• **GIVEN REQUEST**:
Copy out all the lines in the records that include the word "projection".

======== DATA IN THIS EXERCISE ========

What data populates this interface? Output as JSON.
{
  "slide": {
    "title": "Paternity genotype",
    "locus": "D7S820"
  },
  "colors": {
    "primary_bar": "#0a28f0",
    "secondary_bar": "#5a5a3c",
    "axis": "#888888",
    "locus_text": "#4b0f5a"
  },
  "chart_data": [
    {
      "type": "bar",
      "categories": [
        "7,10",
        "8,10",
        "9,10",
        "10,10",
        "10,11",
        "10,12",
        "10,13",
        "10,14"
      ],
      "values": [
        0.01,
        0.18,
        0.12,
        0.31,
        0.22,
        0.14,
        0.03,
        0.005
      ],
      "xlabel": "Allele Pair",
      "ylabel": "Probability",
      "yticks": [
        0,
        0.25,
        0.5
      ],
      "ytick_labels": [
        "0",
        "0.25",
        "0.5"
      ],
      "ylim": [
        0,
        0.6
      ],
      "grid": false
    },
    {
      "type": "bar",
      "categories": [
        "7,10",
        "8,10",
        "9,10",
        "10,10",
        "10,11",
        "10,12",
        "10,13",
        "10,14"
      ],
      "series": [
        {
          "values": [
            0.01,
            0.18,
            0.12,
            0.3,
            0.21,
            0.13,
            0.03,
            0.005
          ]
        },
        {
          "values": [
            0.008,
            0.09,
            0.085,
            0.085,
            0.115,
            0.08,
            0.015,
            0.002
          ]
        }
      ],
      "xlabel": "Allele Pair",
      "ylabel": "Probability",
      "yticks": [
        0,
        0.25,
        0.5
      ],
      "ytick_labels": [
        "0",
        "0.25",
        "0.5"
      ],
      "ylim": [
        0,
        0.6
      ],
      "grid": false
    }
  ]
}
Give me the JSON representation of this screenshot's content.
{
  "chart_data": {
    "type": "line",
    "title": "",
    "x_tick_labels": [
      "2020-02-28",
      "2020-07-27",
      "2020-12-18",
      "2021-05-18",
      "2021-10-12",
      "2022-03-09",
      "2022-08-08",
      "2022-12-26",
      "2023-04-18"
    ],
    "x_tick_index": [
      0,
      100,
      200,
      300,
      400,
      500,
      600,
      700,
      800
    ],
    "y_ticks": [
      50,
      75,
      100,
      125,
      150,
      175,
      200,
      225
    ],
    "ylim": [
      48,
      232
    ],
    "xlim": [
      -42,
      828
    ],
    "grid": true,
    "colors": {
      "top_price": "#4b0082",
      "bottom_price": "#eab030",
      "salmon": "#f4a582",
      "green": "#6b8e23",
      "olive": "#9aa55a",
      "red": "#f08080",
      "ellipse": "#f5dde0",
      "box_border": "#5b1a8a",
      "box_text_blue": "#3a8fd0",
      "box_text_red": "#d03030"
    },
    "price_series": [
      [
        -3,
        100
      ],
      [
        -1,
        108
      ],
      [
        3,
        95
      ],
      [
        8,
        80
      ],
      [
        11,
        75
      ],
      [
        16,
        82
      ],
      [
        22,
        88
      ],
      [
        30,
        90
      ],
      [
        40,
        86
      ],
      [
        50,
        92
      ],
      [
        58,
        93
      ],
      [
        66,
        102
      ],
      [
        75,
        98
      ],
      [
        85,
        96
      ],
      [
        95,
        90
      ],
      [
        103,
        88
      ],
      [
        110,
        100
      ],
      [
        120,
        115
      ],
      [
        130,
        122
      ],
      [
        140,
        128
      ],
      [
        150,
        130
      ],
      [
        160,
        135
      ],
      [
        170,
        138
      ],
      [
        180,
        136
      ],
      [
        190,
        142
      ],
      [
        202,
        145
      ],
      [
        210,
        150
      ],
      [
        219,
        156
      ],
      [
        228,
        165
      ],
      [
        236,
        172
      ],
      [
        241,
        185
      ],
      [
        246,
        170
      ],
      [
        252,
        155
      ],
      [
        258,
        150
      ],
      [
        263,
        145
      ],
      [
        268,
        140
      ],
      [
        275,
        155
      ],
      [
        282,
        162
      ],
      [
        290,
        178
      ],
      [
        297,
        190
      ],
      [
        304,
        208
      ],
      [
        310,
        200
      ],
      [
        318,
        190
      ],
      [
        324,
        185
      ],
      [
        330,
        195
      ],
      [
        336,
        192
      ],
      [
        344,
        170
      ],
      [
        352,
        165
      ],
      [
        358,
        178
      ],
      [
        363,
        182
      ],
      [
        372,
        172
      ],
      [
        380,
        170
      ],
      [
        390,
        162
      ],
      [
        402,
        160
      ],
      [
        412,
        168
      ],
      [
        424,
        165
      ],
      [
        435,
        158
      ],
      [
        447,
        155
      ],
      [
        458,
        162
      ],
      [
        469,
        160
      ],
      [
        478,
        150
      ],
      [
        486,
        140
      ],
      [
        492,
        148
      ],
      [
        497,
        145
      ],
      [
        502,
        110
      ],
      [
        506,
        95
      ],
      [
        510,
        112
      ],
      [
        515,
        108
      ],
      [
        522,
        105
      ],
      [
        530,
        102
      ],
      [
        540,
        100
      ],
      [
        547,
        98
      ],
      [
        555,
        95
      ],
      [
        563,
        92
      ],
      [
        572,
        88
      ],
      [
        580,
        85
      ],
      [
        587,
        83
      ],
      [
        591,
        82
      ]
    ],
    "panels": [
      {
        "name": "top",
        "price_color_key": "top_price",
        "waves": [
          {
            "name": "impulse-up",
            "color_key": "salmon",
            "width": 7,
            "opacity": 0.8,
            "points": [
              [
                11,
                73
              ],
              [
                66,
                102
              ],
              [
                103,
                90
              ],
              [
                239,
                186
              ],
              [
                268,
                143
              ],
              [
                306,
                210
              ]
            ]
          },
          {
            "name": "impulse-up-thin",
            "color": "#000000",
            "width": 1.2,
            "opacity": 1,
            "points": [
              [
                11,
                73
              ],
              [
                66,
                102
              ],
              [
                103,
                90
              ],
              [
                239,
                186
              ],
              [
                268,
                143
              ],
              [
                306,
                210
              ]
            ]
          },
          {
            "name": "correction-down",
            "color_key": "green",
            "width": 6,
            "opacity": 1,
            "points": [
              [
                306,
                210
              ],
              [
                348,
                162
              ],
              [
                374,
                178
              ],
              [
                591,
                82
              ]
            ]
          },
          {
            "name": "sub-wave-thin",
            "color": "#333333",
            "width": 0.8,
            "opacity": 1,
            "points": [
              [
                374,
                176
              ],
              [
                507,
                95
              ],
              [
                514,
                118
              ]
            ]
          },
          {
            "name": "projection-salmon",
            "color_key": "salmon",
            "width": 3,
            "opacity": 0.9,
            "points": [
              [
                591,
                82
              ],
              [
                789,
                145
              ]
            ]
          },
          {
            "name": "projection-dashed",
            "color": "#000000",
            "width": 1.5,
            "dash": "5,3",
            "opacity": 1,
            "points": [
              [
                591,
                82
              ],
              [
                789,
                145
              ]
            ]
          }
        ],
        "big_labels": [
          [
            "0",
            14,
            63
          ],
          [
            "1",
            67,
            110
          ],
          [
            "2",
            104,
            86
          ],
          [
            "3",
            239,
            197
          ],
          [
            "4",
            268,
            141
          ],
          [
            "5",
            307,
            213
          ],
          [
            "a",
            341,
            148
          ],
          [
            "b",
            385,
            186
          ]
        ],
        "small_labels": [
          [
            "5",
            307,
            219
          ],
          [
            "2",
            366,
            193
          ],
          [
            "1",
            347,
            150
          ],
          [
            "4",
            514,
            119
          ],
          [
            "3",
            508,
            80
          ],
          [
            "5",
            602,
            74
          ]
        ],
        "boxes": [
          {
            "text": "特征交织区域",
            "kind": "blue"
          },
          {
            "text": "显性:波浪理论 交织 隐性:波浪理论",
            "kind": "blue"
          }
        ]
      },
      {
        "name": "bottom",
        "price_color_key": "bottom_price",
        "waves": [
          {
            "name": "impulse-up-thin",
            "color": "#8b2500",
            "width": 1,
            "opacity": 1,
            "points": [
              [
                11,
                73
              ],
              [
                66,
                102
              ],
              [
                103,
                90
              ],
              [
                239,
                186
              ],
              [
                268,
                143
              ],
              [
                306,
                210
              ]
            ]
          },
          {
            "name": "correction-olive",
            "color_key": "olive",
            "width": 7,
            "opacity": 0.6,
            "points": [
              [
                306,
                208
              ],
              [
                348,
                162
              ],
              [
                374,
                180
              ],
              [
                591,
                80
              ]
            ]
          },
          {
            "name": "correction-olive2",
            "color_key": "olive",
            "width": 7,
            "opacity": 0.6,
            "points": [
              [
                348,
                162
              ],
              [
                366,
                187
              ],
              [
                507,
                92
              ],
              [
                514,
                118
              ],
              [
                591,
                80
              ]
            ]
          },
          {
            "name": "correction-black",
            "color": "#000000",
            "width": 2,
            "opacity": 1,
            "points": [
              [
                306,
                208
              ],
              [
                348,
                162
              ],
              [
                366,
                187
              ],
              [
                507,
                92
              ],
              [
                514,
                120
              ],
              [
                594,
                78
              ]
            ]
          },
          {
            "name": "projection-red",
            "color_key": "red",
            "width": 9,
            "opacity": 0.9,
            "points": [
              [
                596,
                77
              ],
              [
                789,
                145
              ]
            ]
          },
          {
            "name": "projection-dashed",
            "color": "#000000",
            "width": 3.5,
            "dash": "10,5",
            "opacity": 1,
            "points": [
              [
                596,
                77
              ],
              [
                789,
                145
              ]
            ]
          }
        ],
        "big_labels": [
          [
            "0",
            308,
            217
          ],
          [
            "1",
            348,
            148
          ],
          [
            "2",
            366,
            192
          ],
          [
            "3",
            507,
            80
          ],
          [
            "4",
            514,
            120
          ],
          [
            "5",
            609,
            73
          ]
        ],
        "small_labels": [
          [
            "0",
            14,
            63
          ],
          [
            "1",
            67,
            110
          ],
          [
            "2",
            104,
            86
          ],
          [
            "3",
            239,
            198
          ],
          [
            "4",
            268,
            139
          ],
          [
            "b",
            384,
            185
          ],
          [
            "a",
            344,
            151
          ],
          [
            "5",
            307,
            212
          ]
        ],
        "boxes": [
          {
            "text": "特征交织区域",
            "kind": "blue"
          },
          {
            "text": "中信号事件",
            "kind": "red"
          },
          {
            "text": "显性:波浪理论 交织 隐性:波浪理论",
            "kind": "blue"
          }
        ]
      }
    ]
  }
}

========

• **WRITTEN REPLY**:
            "name": "projection-salmon",
            "name": "projection-dashed",
            "name": "projection-red",
            "name": "projection-dashed",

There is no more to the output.